* _AIM_:
Where does the string "ГГГГ" appear in the records? Copy every line that contains it.

Dataset excerpts:
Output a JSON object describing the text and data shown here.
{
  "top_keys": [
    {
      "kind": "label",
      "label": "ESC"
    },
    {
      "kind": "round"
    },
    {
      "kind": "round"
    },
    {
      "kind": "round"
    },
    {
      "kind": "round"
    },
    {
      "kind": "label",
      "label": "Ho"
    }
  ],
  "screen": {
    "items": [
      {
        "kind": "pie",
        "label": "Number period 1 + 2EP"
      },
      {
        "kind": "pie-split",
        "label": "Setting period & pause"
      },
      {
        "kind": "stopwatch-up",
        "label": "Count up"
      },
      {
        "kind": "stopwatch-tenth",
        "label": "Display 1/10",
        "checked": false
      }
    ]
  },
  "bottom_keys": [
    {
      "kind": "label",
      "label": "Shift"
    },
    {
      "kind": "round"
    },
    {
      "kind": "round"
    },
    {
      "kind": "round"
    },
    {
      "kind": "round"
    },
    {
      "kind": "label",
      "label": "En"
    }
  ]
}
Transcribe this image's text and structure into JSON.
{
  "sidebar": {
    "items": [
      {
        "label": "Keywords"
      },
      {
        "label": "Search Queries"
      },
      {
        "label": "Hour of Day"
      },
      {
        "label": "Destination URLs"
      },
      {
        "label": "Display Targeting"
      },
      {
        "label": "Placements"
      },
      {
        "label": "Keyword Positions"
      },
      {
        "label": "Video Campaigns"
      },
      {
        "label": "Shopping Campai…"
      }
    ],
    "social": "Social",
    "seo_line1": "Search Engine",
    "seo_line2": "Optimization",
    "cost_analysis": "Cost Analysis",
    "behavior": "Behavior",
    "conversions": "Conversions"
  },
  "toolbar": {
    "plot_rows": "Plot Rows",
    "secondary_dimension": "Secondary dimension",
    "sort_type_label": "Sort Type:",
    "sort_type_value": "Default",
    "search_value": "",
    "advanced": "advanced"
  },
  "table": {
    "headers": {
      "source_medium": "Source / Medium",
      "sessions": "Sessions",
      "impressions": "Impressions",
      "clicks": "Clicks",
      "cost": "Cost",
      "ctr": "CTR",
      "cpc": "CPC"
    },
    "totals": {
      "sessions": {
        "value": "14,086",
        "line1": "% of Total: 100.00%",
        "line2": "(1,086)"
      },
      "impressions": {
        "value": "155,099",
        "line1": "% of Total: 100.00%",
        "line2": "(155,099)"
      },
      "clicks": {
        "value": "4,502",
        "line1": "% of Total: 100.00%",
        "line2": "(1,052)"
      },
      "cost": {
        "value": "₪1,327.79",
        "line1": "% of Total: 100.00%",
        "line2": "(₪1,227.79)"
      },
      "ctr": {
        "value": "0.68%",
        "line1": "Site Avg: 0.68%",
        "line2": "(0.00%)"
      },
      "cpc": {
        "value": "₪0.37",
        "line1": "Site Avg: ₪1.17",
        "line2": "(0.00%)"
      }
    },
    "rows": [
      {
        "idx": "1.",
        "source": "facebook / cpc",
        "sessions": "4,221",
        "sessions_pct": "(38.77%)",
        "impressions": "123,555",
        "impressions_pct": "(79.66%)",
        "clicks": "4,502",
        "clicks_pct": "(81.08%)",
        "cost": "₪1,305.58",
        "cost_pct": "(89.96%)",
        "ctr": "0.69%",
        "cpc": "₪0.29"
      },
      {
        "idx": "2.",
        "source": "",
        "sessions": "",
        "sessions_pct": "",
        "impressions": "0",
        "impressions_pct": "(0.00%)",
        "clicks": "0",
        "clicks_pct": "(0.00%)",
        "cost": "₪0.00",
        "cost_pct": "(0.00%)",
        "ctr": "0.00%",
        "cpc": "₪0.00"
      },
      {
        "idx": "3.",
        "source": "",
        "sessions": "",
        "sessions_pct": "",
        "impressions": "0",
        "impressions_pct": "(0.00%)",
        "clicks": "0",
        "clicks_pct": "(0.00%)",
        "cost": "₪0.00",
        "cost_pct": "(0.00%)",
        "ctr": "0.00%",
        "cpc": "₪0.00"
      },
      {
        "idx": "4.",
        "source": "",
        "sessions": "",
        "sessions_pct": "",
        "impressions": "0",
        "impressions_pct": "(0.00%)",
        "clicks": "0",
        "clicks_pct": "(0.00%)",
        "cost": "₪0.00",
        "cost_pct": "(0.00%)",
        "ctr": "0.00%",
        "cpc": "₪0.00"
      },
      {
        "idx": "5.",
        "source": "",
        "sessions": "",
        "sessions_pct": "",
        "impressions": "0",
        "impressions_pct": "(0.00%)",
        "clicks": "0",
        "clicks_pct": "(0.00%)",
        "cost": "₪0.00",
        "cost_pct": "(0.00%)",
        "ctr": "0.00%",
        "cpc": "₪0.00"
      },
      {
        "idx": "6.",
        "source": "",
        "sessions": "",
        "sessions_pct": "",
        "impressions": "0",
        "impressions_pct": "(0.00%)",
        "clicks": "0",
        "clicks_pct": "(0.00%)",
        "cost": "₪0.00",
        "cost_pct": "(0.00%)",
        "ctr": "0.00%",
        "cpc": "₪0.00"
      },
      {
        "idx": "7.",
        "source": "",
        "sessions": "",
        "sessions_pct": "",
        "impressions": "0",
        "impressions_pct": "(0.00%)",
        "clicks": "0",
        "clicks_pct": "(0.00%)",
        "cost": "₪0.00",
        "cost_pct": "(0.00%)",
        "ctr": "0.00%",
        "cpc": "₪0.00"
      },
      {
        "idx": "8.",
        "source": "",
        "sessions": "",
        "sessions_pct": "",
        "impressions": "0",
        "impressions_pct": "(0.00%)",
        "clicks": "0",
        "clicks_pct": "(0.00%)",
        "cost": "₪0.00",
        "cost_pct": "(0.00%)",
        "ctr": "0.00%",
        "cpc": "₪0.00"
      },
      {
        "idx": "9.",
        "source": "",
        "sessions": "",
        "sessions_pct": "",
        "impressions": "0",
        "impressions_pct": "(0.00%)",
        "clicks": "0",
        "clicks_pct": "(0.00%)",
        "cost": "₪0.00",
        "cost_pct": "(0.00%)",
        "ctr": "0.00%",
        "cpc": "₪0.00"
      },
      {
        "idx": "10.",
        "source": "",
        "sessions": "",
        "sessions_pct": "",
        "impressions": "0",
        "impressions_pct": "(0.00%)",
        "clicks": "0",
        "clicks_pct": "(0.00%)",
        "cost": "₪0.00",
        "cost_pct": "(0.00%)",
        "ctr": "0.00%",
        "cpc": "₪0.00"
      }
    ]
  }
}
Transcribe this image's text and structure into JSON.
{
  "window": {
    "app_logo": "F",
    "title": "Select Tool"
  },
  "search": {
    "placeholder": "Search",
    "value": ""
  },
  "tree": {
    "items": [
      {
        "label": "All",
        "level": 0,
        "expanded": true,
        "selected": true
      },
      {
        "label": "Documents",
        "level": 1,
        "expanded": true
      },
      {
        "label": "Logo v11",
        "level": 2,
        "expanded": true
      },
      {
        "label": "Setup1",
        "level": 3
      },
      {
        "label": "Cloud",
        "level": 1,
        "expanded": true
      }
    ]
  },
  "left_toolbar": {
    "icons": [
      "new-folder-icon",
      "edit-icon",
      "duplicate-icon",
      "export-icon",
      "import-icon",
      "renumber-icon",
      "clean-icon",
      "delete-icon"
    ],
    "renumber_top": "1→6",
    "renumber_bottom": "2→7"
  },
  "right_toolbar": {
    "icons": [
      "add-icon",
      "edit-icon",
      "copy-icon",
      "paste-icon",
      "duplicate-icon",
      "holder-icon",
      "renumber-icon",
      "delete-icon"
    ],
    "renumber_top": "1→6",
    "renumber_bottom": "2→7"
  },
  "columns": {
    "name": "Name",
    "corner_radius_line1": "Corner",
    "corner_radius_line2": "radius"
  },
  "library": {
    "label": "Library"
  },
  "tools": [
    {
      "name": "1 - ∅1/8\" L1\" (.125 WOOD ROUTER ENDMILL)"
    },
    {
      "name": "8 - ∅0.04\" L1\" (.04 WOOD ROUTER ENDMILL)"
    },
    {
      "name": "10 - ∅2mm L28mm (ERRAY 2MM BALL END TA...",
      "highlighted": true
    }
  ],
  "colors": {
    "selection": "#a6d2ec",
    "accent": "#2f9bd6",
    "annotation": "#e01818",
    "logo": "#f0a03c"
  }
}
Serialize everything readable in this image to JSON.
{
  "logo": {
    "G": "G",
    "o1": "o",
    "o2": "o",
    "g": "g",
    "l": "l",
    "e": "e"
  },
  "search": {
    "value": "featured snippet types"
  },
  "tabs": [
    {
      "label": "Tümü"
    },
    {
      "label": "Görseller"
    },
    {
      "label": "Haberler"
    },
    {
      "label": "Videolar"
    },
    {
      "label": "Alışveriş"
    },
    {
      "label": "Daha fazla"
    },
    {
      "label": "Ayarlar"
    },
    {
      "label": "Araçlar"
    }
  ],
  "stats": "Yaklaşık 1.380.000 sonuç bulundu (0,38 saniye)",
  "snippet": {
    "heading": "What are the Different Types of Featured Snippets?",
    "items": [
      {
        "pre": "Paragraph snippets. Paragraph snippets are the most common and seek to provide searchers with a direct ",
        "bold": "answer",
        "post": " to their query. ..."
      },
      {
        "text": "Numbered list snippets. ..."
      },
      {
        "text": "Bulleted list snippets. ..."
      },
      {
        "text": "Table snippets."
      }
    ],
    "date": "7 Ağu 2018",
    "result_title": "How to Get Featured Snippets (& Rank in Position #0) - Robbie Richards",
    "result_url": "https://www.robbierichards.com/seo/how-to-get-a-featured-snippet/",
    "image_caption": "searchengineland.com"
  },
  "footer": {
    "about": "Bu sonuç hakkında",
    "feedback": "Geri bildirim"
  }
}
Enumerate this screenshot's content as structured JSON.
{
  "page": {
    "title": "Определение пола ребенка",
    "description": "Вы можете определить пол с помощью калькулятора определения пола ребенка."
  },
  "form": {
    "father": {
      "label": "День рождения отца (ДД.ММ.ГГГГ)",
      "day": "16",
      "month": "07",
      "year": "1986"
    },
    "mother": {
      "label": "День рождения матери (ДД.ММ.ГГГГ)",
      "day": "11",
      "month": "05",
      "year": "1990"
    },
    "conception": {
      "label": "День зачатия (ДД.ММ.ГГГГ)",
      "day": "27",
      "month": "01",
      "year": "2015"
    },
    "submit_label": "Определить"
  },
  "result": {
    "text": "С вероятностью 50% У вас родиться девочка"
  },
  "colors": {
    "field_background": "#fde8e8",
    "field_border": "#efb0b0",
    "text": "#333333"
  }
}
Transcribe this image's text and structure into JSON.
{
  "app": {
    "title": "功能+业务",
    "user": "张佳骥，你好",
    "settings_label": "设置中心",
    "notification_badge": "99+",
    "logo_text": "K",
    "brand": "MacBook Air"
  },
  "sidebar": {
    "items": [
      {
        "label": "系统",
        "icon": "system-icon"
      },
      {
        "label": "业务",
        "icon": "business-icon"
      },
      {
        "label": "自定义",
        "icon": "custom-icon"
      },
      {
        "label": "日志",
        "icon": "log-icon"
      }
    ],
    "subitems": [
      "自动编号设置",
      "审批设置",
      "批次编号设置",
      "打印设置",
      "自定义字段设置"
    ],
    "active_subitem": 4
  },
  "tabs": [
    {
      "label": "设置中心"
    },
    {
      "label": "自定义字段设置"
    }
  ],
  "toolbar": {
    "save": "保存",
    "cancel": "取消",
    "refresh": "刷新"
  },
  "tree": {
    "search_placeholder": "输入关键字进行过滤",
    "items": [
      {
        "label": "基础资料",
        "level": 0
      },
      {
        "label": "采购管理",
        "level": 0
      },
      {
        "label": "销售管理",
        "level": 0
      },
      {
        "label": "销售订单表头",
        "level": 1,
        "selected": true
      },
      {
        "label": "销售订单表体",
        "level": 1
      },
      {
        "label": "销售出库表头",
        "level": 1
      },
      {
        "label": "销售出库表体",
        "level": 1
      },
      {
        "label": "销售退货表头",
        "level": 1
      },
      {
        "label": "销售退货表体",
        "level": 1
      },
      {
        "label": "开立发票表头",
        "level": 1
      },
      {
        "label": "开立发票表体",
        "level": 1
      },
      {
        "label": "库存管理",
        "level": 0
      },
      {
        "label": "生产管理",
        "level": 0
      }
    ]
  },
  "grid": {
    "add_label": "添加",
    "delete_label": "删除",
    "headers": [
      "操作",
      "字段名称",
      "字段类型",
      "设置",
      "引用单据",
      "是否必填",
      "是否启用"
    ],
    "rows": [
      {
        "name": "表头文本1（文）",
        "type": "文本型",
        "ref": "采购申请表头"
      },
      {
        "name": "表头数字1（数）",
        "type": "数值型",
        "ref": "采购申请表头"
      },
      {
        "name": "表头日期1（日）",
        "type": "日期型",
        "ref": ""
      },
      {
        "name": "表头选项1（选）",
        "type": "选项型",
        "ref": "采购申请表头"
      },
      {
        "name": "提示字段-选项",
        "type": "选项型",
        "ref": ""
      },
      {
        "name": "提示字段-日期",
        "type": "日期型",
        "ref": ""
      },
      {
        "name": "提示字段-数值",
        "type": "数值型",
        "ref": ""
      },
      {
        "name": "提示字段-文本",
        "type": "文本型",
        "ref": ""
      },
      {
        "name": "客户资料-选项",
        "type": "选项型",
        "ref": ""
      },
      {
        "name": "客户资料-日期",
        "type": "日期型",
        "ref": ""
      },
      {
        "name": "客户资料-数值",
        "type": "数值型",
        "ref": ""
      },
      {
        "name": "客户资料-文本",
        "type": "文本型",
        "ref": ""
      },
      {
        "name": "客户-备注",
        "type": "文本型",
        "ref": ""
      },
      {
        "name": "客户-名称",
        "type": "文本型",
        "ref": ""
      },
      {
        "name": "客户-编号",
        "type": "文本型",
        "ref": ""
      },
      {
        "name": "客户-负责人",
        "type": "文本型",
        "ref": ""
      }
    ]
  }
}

* _TASK RESPONSE_:
      "label": "День рождения отца (ДД.ММ.ГГГГ)",
      "label": "День рождения матери (ДД.ММ.ГГГГ)",
      "label": "День зачатия (ДД.ММ.ГГГГ)",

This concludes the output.